Assigned task -
The word "terjadi" occurs in some of the lines below; copy each of those lines.

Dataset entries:
--- START ---

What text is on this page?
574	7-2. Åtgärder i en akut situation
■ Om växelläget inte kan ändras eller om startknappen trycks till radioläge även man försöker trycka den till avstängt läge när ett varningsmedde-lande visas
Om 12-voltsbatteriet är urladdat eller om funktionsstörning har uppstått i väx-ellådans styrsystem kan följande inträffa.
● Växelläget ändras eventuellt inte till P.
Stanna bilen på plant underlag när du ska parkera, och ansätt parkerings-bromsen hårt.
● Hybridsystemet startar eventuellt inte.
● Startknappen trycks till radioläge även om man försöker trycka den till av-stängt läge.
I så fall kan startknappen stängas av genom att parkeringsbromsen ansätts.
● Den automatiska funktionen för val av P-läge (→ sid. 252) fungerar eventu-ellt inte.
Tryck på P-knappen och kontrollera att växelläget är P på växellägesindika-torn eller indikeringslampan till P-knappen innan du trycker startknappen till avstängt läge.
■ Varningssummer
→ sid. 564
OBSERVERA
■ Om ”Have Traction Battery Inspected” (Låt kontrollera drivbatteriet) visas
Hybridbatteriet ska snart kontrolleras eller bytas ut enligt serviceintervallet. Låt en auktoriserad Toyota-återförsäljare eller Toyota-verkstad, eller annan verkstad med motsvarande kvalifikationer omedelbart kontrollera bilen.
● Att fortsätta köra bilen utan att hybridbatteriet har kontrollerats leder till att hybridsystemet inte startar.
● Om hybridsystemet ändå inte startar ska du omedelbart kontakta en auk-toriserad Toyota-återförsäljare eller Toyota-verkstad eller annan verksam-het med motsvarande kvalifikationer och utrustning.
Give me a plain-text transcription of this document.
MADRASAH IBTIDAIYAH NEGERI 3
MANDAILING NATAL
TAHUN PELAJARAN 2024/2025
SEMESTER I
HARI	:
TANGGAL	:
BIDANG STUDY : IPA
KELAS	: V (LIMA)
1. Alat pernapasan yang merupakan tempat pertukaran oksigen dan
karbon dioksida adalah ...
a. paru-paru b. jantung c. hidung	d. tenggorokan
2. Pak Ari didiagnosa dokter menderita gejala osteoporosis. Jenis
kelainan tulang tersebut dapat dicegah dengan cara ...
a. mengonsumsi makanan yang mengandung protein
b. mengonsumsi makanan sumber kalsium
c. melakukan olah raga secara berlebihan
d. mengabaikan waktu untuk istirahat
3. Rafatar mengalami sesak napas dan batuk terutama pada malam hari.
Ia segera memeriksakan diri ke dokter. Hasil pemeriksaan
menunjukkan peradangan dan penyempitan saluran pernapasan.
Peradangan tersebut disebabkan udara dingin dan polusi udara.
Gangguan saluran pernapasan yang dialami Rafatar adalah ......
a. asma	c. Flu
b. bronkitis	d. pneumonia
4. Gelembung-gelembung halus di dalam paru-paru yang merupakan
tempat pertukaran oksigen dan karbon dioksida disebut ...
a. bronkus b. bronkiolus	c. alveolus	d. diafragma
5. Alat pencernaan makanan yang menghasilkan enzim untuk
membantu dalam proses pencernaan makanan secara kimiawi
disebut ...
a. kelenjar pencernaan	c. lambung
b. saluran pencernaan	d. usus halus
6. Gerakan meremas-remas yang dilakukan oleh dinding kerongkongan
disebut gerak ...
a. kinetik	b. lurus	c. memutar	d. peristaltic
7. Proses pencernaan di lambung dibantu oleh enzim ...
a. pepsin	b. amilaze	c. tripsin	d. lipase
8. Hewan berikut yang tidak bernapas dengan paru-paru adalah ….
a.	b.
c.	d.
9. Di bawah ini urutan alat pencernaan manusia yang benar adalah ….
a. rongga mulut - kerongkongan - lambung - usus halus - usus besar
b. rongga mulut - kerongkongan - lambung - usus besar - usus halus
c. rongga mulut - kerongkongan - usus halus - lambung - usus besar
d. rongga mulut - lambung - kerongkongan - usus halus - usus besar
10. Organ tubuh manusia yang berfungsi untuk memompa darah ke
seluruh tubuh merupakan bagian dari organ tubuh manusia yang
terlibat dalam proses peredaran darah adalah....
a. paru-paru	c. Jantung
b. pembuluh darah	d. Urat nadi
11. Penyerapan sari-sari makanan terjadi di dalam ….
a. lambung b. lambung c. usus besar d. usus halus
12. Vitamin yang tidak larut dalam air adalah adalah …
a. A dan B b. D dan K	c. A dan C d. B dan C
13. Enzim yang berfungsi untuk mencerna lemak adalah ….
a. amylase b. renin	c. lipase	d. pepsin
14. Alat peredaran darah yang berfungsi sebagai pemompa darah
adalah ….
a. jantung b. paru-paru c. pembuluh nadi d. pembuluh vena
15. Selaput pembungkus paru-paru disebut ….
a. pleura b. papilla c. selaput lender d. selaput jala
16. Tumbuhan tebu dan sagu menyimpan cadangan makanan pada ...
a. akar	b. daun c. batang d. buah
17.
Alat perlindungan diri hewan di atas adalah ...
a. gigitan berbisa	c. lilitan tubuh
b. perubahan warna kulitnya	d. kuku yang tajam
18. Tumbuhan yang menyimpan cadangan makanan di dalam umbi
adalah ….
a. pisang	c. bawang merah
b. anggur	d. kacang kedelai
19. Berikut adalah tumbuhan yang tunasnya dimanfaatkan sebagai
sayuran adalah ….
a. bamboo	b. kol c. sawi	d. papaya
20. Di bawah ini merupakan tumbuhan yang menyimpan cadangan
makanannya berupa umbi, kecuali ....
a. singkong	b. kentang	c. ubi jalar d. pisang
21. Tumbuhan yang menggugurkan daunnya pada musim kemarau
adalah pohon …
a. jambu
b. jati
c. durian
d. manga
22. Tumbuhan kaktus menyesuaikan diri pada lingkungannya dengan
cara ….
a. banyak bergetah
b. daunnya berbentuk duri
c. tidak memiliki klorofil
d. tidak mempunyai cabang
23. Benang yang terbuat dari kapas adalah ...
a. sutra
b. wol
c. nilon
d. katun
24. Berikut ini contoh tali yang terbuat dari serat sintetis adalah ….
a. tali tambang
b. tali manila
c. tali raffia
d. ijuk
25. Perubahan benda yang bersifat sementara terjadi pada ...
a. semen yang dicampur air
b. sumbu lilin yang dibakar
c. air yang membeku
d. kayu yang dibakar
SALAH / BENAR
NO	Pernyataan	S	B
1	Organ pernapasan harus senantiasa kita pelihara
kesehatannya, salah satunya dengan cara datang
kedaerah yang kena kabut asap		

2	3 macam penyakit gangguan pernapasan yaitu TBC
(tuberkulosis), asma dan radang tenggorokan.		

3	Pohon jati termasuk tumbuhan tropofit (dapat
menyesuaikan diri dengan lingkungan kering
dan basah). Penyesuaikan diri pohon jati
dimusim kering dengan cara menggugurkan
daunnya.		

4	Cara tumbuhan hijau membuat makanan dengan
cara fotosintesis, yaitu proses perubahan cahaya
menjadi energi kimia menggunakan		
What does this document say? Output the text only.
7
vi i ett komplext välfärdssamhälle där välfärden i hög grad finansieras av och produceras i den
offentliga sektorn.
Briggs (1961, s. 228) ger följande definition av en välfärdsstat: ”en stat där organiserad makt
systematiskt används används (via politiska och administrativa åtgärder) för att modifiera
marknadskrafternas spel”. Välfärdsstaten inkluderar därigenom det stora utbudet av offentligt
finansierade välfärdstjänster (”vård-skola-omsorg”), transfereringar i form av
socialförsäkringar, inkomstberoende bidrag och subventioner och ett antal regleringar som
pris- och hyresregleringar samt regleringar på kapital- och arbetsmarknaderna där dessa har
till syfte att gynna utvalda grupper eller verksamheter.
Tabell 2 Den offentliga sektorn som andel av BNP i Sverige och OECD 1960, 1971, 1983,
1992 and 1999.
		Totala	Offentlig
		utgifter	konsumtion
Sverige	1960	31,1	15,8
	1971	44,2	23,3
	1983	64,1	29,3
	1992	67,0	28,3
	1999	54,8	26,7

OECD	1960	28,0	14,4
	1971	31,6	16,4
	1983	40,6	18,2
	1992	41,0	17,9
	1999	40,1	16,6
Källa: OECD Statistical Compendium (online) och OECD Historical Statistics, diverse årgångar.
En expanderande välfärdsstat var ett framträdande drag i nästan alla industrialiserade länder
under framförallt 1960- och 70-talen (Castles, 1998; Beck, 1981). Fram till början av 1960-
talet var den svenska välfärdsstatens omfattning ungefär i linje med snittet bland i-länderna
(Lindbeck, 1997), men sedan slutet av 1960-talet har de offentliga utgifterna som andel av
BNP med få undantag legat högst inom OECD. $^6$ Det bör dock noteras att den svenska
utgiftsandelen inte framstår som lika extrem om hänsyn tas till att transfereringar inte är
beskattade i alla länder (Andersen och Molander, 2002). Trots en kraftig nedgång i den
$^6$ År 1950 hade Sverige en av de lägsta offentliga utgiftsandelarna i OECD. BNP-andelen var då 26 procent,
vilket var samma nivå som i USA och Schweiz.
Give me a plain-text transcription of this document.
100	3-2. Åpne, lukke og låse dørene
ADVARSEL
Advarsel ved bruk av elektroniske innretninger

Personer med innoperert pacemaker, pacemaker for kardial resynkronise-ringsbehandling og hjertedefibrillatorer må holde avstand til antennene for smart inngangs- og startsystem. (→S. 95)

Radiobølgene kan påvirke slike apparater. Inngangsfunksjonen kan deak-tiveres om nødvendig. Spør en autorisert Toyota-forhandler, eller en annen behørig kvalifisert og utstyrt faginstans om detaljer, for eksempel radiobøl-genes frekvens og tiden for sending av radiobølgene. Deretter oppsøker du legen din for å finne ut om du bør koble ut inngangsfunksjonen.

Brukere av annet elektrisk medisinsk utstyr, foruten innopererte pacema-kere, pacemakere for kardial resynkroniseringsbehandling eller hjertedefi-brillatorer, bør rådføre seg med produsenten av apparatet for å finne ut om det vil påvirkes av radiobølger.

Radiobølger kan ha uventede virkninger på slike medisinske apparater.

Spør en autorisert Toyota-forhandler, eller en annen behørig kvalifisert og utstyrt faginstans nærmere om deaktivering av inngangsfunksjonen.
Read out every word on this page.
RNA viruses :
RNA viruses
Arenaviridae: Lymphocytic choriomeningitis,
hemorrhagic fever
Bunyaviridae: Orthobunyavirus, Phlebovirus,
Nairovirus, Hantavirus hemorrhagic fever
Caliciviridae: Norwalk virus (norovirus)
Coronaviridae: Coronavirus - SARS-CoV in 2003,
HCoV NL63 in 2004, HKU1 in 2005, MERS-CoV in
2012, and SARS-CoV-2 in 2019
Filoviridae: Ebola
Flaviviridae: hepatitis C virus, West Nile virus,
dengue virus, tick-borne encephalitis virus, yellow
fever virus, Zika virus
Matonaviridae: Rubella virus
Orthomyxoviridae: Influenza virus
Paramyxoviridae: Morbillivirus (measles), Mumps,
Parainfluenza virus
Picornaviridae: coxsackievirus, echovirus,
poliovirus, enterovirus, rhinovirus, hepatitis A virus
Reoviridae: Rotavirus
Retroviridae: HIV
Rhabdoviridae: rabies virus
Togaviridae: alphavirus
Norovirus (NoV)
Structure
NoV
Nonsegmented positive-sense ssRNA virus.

--- END ---

Problem solution -
11. Penyerapan sari-sari makanan terjadi di dalam ….
25. Perubahan benda yang bersifat sementara terjadi pada ...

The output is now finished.